» **WHAT NEEDS TO BE DONE**:
Return every record exactly as written.

Stored data

+++

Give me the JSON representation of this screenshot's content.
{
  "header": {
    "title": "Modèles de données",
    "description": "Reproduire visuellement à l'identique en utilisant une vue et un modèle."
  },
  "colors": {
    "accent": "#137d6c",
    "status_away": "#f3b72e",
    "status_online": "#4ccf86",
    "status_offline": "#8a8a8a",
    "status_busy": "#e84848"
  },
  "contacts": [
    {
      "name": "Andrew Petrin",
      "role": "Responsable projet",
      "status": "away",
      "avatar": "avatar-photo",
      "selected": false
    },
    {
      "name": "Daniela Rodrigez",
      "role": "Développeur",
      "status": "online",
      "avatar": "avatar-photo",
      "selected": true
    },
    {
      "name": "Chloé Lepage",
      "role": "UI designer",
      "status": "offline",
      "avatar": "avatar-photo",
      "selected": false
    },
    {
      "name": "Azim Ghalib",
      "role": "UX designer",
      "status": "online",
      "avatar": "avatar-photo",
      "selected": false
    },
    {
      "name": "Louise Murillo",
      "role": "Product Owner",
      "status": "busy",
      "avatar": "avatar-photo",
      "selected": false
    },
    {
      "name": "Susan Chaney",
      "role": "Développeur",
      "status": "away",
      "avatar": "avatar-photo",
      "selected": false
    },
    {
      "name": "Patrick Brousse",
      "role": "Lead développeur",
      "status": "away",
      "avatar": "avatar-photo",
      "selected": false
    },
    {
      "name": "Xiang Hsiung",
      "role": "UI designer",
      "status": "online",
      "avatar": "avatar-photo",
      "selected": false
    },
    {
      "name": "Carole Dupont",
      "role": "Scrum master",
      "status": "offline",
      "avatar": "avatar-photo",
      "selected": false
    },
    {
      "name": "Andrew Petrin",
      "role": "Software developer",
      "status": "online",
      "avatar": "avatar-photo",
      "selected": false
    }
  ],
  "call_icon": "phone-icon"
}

+++

» **FINISHED EXERCISE**:
Give me the JSON representation of this screenshot's content.
{
  "header": {
    "title": "Modèles de données",
    "description": "Reproduire visuellement à l'identique en utilisant une vue et un modèle."
  },
  "colors": {
    "accent": "#137d6c",
    "status_away": "#f3b72e",
    "status_online": "#4ccf86",
    "status_offline": "#8a8a8a",
    "status_busy": "#e84848"
  },
  "contacts": [
    {
      "name": "Andrew Petrin",
      "role": "Responsable projet",
      "status": "away",
      "avatar": "avatar-photo",
      "selected": false
    },
    {
      "name": "Daniela Rodrigez",
      "role": "Développeur",
      "status": "online",
      "avatar": "avatar-photo",
      "selected": true
    },
    {
      "name": "Chloé Lepage",
      "role": "UI designer",
      "status": "offline",
      "avatar": "avatar-photo",
      "selected": false
    },
    {
      "name": "Azim Ghalib",
      "role": "UX designer",
      "status": "online",
      "avatar": "avatar-photo",
      "selected": false
    },
    {
      "name": "Louise Murillo",
      "role": "Product Owner",
      "status": "busy",
      "avatar": "avatar-photo",
      "selected": false
    },
    {
      "name": "Susan Chaney",
      "role": "Développeur",
      "status": "away",
      "avatar": "avatar-photo",
      "selected": false
    },
    {
      "name": "Patrick Brousse",
      "role": "Lead développeur",
      "status": "away",
      "avatar": "avatar-photo",
      "selected": false
    },
    {
      "name": "Xiang Hsiung",
      "role": "UI designer",
      "status": "online",
      "avatar": "avatar-photo",
      "selected": false
    },
    {
      "name": "Carole Dupont",
      "role": "Scrum master",
      "status": "offline",
      "avatar": "avatar-photo",
      "selected": false
    },
    {
      "name": "Andrew Petrin",
      "role": "Software developer",
      "status": "online",
      "avatar": "avatar-photo",
      "selected": false
    }
  ],
  "call_icon": "phone-icon"
}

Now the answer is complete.